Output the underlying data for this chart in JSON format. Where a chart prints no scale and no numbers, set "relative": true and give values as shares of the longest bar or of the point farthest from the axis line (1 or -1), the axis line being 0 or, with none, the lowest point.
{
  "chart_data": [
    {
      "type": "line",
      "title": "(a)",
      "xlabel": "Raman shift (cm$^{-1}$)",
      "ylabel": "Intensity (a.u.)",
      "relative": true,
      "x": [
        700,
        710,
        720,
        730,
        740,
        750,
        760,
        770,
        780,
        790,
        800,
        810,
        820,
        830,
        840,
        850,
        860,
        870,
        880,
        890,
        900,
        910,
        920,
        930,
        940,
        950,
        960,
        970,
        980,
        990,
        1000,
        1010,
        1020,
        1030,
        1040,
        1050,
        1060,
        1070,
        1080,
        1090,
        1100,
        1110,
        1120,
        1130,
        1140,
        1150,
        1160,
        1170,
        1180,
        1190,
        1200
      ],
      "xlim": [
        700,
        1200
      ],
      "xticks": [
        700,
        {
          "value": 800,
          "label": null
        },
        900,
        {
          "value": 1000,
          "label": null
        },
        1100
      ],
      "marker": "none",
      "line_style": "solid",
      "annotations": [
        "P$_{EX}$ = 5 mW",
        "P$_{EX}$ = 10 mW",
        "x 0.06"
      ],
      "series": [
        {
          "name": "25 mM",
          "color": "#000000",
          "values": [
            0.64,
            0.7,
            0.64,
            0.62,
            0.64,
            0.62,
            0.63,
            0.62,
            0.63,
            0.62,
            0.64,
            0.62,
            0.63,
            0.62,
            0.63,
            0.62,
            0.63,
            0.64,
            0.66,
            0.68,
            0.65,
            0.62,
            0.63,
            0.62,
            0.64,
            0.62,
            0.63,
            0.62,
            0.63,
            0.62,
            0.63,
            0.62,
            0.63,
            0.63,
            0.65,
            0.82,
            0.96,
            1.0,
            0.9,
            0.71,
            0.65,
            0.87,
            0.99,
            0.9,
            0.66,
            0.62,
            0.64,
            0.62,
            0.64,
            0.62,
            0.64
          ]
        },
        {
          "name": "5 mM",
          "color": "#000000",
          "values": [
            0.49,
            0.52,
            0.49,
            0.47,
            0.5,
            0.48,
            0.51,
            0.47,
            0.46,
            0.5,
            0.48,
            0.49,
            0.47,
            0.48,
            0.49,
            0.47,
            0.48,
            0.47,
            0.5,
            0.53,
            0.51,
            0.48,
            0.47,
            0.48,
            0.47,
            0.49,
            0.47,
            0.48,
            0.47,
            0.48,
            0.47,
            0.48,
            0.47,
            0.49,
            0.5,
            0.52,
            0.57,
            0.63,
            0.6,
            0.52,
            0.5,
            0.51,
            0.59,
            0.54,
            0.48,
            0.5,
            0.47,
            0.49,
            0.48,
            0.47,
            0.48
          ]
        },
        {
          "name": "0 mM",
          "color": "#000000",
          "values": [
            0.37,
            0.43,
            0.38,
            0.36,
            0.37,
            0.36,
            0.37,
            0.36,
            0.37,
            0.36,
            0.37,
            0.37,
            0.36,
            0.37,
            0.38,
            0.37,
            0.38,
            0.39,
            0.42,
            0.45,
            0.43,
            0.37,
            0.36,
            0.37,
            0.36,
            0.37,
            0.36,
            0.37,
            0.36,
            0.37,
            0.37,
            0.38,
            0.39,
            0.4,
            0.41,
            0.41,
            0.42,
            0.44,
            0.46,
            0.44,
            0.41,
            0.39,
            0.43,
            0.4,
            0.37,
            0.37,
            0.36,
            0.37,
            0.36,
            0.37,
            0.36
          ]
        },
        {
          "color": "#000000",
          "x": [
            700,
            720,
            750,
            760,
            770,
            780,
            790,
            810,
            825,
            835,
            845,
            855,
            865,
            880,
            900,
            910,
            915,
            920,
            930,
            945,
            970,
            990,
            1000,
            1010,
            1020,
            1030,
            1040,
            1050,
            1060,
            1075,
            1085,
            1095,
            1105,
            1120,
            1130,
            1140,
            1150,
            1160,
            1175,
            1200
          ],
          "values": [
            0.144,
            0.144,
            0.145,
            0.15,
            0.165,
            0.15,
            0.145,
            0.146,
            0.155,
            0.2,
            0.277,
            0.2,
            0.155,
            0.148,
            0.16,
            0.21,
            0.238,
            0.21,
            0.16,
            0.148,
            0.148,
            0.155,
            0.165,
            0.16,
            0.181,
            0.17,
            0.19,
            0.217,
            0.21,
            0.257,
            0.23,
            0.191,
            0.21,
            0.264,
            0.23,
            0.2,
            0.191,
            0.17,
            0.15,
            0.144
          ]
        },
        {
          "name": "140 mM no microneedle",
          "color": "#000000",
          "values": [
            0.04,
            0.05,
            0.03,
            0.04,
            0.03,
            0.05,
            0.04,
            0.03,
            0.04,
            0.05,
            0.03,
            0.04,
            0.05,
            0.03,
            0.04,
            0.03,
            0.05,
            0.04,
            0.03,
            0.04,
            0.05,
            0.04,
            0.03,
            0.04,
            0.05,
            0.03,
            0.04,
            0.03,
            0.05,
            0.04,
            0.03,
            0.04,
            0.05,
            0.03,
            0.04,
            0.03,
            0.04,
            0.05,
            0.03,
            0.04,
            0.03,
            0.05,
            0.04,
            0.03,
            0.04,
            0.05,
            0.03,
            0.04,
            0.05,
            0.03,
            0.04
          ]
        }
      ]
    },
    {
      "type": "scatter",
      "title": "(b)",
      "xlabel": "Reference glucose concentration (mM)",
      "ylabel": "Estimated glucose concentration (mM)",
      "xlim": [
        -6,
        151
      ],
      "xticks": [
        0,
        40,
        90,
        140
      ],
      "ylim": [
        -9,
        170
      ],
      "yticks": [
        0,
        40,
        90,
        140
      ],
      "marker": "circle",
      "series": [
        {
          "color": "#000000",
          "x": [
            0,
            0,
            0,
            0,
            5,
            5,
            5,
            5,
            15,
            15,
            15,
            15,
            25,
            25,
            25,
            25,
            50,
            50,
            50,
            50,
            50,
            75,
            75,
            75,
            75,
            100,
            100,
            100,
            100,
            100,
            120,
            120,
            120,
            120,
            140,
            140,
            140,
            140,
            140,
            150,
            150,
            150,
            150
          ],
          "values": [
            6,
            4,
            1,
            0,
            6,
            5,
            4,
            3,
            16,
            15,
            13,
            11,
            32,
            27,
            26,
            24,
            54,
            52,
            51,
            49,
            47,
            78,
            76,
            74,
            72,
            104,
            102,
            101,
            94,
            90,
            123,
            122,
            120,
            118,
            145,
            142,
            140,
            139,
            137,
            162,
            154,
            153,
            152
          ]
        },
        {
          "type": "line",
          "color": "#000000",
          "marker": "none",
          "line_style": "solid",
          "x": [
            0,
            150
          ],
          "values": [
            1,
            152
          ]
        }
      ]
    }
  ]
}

Goal of the exercise:
Check each line above for the word "true" and copy the ones that have it.

Right answer:
Output the underlying data for this chart in JSON format. Where a chart prints no scale and no numbers, set "relative": true and give values as shares of the longest bar or of the point farthest from the axis line (1 or -1), the axis line being 0 or, with none, the lowest point.
      "relative": true,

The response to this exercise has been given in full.